WRITTEN EXERCISE |
Copy each of the records below line for line, without changing anything, but leave out the pictures.
= = = = = = =
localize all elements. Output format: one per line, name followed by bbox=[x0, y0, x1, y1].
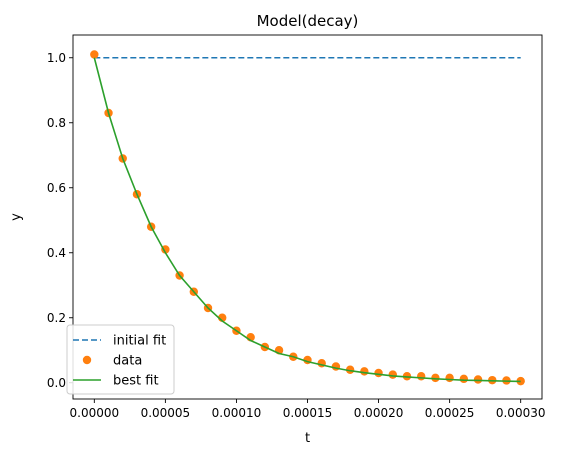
data-point bbox=[416, 372, 426, 381]
legend-label: data bbox=[113, 354, 142, 369]
data-point bbox=[388, 370, 397, 379]
x-tick-label: 0.00020 bbox=[354, 406, 404, 420]
y-tick-label: 0.8 bbox=[47, 116, 66, 130]
legend-label: best fit bbox=[113, 374, 159, 389]
legend-box bbox=[66, 324, 175, 395]
y-tick-label: 1.0 bbox=[47, 51, 66, 65]
y-axis-title: y bbox=[9, 213, 24, 221]
x-axis-title: t bbox=[305, 431, 310, 446]
data-point bbox=[459, 374, 469, 384]
legend-label: initial fit bbox=[113, 334, 166, 349]
data-point bbox=[431, 373, 440, 383]
y-tick-label: 0.6 bbox=[47, 181, 66, 195]
data-point bbox=[374, 368, 383, 378]
y-axis-ticks: 0.0 0.2 0.4 0.6 0.8 1.0 bbox=[47, 51, 73, 390]
chart-title: Model(decay) bbox=[257, 12, 359, 30]
y-tick-label: 0.2 bbox=[47, 311, 66, 325]
best-fit-line bbox=[93, 57, 521, 383]
data-point bbox=[90, 50, 99, 59]
plot-area bbox=[90, 50, 525, 386]
x-tick-label: 0.00015 bbox=[283, 406, 333, 420]
x-tick-label: 0.00030 bbox=[496, 406, 546, 420]
x-tick-label: 0.00005 bbox=[141, 406, 191, 420]
data-point bbox=[445, 373, 454, 383]
data-point bbox=[345, 365, 355, 374]
x-tick-label: 0.00000 bbox=[70, 406, 120, 420]
legend-swatch bbox=[82, 355, 92, 365]
y-tick-label: 0.0 bbox=[47, 376, 66, 390]
data-point bbox=[473, 375, 483, 384]
y-tick-label: 0.4 bbox=[47, 246, 66, 260]
legend: initial fit data best fit bbox=[66, 324, 175, 395]
x-axis-ticks: 0.00000 0.00005 0.00010 0.00015 0.00020 0.000… bbox=[70, 399, 546, 420]
x-tick-label: 0.00025 bbox=[425, 406, 475, 420]
data-point bbox=[360, 367, 369, 376]
x-tick-label: 0.00010 bbox=[212, 406, 262, 420]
= = = = = = =
SOLUTION FOR THIS EXERCISE |
localize all elements. Output format: one per line, name followed by bbox=[x0, y0, x1, y1].
data-point bbox=[416, 372, 426, 381]
legend-label: data bbox=[113, 354, 142, 369]
data-point bbox=[388, 370, 397, 379]
x-tick-label: 0.00020 bbox=[354, 406, 404, 420]
y-tick-label: 0.8 bbox=[47, 116, 66, 130]
legend-label: best fit bbox=[113, 374, 159, 389]
legend-box bbox=[66, 324, 175, 395]
y-tick-label: 1.0 bbox=[47, 51, 66, 65]
y-axis-title: y bbox=[9, 213, 24, 221]
x-axis-title: t bbox=[305, 431, 310, 446]
data-point bbox=[459, 374, 469, 384]
legend-label: initial fit bbox=[113, 334, 166, 349]
data-point bbox=[431, 373, 440, 383]
y-tick-label: 0.6 bbox=[47, 181, 66, 195]
data-point bbox=[374, 368, 383, 378]
y-axis-ticks: 0.0 0.2 0.4 0.6 0.8 1.0 bbox=[47, 51, 73, 390]
chart-title: Model(decay) bbox=[257, 12, 359, 30]
y-tick-label: 0.2 bbox=[47, 311, 66, 325]
best-fit-line bbox=[93, 57, 521, 383]
data-point bbox=[90, 50, 99, 59]
plot-area bbox=[90, 50, 525, 386]
x-tick-label: 0.00015 bbox=[283, 406, 333, 420]
x-tick-label: 0.00030 bbox=[496, 406, 546, 420]
x-tick-label: 0.00005 bbox=[141, 406, 191, 420]
data-point bbox=[445, 373, 454, 383]
data-point bbox=[345, 365, 355, 374]
x-tick-label: 0.00000 bbox=[70, 406, 120, 420]
legend-swatch bbox=[82, 355, 92, 365]
y-tick-label: 0.0 bbox=[47, 376, 66, 390]
data-point bbox=[473, 375, 483, 384]
y-tick-label: 0.4 bbox=[47, 246, 66, 260]
legend: initial fit data best fit bbox=[66, 324, 175, 395]
x-axis-ticks: 0.00000 0.00005 0.00010 0.00015 0.00020 0.000… bbox=[70, 399, 546, 420]
x-tick-label: 0.00025 bbox=[425, 406, 475, 420]
data-point bbox=[360, 367, 369, 376]
x-tick-label: 0.00010 bbox=[212, 406, 262, 420]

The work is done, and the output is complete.